AIM OF THE TASK: Please give the listing again, word for word, with nothing left out.

DATA FOR THE TASK:
━━━━━━━━━━
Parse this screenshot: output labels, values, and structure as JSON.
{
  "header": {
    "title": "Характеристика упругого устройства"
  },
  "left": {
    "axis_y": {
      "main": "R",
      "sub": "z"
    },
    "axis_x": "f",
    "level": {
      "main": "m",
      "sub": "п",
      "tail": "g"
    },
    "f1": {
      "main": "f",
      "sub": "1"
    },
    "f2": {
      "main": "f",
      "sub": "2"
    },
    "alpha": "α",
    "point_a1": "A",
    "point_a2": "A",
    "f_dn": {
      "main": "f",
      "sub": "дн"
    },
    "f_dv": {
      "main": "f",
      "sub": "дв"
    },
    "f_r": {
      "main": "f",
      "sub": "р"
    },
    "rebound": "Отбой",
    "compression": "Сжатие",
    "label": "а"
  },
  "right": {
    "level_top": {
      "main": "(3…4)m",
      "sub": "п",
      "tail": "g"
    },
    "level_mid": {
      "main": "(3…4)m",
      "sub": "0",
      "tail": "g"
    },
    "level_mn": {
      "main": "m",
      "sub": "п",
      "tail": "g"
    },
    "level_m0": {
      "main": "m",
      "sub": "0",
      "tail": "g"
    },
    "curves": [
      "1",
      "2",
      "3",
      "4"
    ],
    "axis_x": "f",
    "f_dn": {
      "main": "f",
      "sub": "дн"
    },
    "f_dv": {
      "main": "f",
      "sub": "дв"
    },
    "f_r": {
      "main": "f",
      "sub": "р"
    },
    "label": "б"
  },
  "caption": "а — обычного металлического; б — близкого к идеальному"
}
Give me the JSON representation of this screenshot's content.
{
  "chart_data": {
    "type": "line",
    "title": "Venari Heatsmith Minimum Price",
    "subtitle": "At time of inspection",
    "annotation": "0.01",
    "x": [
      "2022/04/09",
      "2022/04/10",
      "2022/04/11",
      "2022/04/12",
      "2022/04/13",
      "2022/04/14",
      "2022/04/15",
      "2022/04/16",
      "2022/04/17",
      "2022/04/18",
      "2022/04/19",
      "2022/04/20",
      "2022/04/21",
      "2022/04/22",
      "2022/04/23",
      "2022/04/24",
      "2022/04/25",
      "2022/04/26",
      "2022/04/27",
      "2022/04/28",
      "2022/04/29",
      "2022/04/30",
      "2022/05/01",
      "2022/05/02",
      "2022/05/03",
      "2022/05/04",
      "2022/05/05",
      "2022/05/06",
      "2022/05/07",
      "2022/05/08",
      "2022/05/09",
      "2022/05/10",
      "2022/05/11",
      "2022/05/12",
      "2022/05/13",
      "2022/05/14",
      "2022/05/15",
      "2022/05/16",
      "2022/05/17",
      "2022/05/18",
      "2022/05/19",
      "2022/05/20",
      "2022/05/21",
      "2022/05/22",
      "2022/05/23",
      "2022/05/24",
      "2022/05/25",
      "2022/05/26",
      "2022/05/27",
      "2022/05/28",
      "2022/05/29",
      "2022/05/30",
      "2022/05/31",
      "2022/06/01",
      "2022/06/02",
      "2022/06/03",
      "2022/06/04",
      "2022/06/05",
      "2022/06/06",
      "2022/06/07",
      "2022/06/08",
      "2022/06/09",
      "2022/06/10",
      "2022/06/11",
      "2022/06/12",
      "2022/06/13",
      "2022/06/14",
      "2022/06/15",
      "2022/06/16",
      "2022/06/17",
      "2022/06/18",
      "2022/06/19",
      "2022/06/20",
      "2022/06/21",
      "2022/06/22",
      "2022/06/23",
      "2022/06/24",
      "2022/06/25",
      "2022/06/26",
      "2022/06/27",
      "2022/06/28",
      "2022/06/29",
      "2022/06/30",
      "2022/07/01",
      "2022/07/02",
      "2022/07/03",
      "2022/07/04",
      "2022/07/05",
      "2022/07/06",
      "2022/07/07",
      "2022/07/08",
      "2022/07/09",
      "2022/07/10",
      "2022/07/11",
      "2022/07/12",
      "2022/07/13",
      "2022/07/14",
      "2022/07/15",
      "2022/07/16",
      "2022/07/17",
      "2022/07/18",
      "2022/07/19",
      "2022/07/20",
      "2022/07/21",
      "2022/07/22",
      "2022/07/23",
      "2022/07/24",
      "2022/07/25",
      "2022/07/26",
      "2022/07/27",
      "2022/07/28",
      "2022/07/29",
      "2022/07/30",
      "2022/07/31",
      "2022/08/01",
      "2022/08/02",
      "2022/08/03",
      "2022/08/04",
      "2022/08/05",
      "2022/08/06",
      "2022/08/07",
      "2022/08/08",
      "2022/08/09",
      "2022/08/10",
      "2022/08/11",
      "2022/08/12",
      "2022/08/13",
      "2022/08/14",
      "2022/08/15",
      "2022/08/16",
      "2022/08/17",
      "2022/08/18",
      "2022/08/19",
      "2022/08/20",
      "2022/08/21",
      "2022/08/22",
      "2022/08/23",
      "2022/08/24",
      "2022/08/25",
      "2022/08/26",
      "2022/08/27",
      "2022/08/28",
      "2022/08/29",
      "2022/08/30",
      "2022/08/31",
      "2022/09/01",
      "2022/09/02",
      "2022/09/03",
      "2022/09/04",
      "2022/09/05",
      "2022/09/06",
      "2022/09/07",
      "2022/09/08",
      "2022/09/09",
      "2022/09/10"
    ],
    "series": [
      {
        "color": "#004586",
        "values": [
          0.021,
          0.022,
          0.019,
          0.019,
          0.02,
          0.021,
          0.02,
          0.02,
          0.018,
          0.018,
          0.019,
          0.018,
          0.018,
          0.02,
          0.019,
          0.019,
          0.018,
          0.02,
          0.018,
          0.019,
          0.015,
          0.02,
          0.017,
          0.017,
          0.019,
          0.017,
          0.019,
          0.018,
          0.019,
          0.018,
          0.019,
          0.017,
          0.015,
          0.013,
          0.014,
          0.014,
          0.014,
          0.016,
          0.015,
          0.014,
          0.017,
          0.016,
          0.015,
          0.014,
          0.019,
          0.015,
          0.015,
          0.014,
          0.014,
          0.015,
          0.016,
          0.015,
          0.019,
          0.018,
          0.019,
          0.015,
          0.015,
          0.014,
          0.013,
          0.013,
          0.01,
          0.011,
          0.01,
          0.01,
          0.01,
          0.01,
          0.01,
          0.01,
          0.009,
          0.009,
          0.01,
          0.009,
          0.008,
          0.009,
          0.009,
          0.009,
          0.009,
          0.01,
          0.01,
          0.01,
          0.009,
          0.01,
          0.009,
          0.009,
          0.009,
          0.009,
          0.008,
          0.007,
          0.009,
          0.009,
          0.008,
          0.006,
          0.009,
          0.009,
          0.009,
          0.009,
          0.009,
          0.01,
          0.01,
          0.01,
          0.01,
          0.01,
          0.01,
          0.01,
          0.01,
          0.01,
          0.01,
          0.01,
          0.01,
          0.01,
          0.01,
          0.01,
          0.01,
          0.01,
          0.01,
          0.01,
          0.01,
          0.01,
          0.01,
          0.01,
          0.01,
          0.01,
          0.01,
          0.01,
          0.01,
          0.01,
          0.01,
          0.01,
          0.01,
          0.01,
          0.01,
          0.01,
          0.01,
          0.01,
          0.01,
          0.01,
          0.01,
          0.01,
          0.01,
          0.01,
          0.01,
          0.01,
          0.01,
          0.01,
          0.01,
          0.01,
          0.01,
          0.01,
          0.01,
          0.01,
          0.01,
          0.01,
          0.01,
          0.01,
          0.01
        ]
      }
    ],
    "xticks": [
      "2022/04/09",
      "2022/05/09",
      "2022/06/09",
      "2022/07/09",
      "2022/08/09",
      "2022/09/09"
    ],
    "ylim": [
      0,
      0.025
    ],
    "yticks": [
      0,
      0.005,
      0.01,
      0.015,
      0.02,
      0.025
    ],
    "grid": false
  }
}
━━━━━━━━━━
FINAL RESULT:
Parse this screenshot: output labels, values, and structure as JSON.
{
  "header": {
    "title": "Характеристика упругого устройства"
  },
  "left": {
    "axis_y": {
      "main": "R",
      "sub": "z"
    },
    "axis_x": "f",
    "level": {
      "main": "m",
      "sub": "п",
      "tail": "g"
    },
    "f1": {
      "main": "f",
      "sub": "1"
    },
    "f2": {
      "main": "f",
      "sub": "2"
    },
    "alpha": "α",
    "point_a1": "A",
    "point_a2": "A",
    "f_dn": {
      "main": "f",
      "sub": "дн"
    },
    "f_dv": {
      "main": "f",
      "sub": "дв"
    },
    "f_r": {
      "main": "f",
      "sub": "р"
    },
    "rebound": "Отбой",
    "compression": "Сжатие",
    "label": "а"
  },
  "right": {
    "level_top": {
      "main": "(3…4)m",
      "sub": "п",
      "tail": "g"
    },
    "level_mid": {
      "main": "(3…4)m",
      "sub": "0",
      "tail": "g"
    },
    "level_mn": {
      "main": "m",
      "sub": "п",
      "tail": "g"
    },
    "level_m0": {
      "main": "m",
      "sub": "0",
      "tail": "g"
    },
    "curves": [
      "1",
      "2",
      "3",
      "4"
    ],
    "axis_x": "f",
    "f_dn": {
      "main": "f",
      "sub": "дн"
    },
    "f_dv": {
      "main": "f",
      "sub": "дв"
    },
    "f_r": {
      "main": "f",
      "sub": "р"
    },
    "label": "б"
  },
  "caption": "а — обычного металлического; б — близкого к идеальному"
}
Give me the JSON representation of this screenshot's content.
{
  "chart_data": {
    "type": "line",
    "title": "Venari Heatsmith Minimum Price",
    "subtitle": "At time of inspection",
    "annotation": "0.01",
    "x": [
      "2022/04/09",
      "2022/04/10",
      "2022/04/11",
      "2022/04/12",
      "2022/04/13",
      "2022/04/14",
      "2022/04/15",
      "2022/04/16",
      "2022/04/17",
      "2022/04/18",
      "2022/04/19",
      "2022/04/20",
      "2022/04/21",
      "2022/04/22",
      "2022/04/23",
      "2022/04/24",
      "2022/04/25",
      "2022/04/26",
      "2022/04/27",
      "2022/04/28",
      "2022/04/29",
      "2022/04/30",
      "2022/05/01",
      "2022/05/02",
      "2022/05/03",
      "2022/05/04",
      "2022/05/05",
      "2022/05/06",
      "2022/05/07",
      "2022/05/08",
      "2022/05/09",
      "2022/05/10",
      "2022/05/11",
      "2022/05/12",
      "2022/05/13",
      "2022/05/14",
      "2022/05/15",
      "2022/05/16",
      "2022/05/17",
      "2022/05/18",
      "2022/05/19",
      "2022/05/20",
      "2022/05/21",
      "2022/05/22",
      "2022/05/23",
      "2022/05/24",
      "2022/05/25",
      "2022/05/26",
      "2022/05/27",
      "2022/05/28",
      "2022/05/29",
      "2022/05/30",
      "2022/05/31",
      "2022/06/01",
      "2022/06/02",
      "2022/06/03",
      "2022/06/04",
      "2022/06/05",
      "2022/06/06",
      "2022/06/07",
      "2022/06/08",
      "2022/06/09",
      "2022/06/10",
      "2022/06/11",
      "2022/06/12",
      "2022/06/13",
      "2022/06/14",
      "2022/06/15",
      "2022/06/16",
      "2022/06/17",
      "2022/06/18",
      "2022/06/19",
      "2022/06/20",
      "2022/06/21",
      "2022/06/22",
      "2022/06/23",
      "2022/06/24",
      "2022/06/25",
      "2022/06/26",
      "2022/06/27",
      "2022/06/28",
      "2022/06/29",
      "2022/06/30",
      "2022/07/01",
      "2022/07/02",
      "2022/07/03",
      "2022/07/04",
      "2022/07/05",
      "2022/07/06",
      "2022/07/07",
      "2022/07/08",
      "2022/07/09",
      "2022/07/10",
      "2022/07/11",
      "2022/07/12",
      "2022/07/13",
      "2022/07/14",
      "2022/07/15",
      "2022/07/16",
      "2022/07/17",
      "2022/07/18",
      "2022/07/19",
      "2022/07/20",
      "2022/07/21",
      "2022/07/22",
      "2022/07/23",
      "2022/07/24",
      "2022/07/25",
      "2022/07/26",
      "2022/07/27",
      "2022/07/28",
      "2022/07/29",
      "2022/07/30",
      "2022/07/31",
      "2022/08/01",
      "2022/08/02",
      "2022/08/03",
      "2022/08/04",
      "2022/08/05",
      "2022/08/06",
      "2022/08/07",
      "2022/08/08",
      "2022/08/09",
      "2022/08/10",
      "2022/08/11",
      "2022/08/12",
      "2022/08/13",
      "2022/08/14",
      "2022/08/15",
      "2022/08/16",
      "2022/08/17",
      "2022/08/18",
      "2022/08/19",
      "2022/08/20",
      "2022/08/21",
      "2022/08/22",
      "2022/08/23",
      "2022/08/24",
      "2022/08/25",
      "2022/08/26",
      "2022/08/27",
      "2022/08/28",
      "2022/08/29",
      "2022/08/30",
      "2022/08/31",
      "2022/09/01",
      "2022/09/02",
      "2022/09/03",
      "2022/09/04",
      "2022/09/05",
      "2022/09/06",
      "2022/09/07",
      "2022/09/08",
      "2022/09/09",
      "2022/09/10"
    ],
    "series": [
      {
        "color": "#004586",
        "values": [
          0.021,
          0.022,
          0.019,
          0.019,
          0.02,
          0.021,
          0.02,
          0.02,
          0.018,
          0.018,
          0.019,
          0.018,
          0.018,
          0.02,
          0.019,
          0.019,
          0.018,
          0.02,
          0.018,
          0.019,
          0.015,
          0.02,
          0.017,
          0.017,
          0.019,
          0.017,
          0.019,
          0.018,
          0.019,
          0.018,
          0.019,
          0.017,
          0.015,
          0.013,
          0.014,
          0.014,
          0.014,
          0.016,
          0.015,
          0.014,
          0.017,
          0.016,
          0.015,
          0.014,
          0.019,
          0.015,
          0.015,
          0.014,
          0.014,
          0.015,
          0.016,
          0.015,
          0.019,
          0.018,
          0.019,
          0.015,
          0.015,
          0.014,
          0.013,
          0.013,
          0.01,
          0.011,
          0.01,
          0.01,
          0.01,
          0.01,
          0.01,
          0.01,
          0.009,
          0.009,
          0.01,
          0.009,
          0.008,
          0.009,
          0.009,
          0.009,
          0.009,
          0.01,
          0.01,
          0.01,
          0.009,
          0.01,
          0.009,
          0.009,
          0.009,
          0.009,
          0.008,
          0.007,
          0.009,
          0.009,
          0.008,
          0.006,
          0.009,
          0.009,
          0.009,
          0.009,
          0.009,
          0.01,
          0.01,
          0.01,
          0.01,
          0.01,
          0.01,
          0.01,
          0.01,
          0.01,
          0.01,
          0.01,
          0.01,
          0.01,
          0.01,
          0.01,
          0.01,
          0.01,
          0.01,
          0.01,
          0.01,
          0.01,
          0.01,
          0.01,
          0.01,
          0.01,
          0.01,
          0.01,
          0.01,
          0.01,
          0.01,
          0.01,
          0.01,
          0.01,
          0.01,
          0.01,
          0.01,
          0.01,
          0.01,
          0.01,
          0.01,
          0.01,
          0.01,
          0.01,
          0.01,
          0.01,
          0.01,
          0.01,
          0.01,
          0.01,
          0.01,
          0.01,
          0.01,
          0.01,
          0.01,
          0.01,
          0.01,
          0.01,
          0.01
        ]
      }
    ],
    "xticks": [
      "2022/04/09",
      "2022/05/09",
      "2022/06/09",
      "2022/07/09",
      "2022/08/09",
      "2022/09/09"
    ],
    "ylim": [
      0,
      0.025
    ],
    "yticks": [
      0,
      0.005,
      0.01,
      0.015,
      0.02,
      0.025
    ],
    "grid": false
  }
}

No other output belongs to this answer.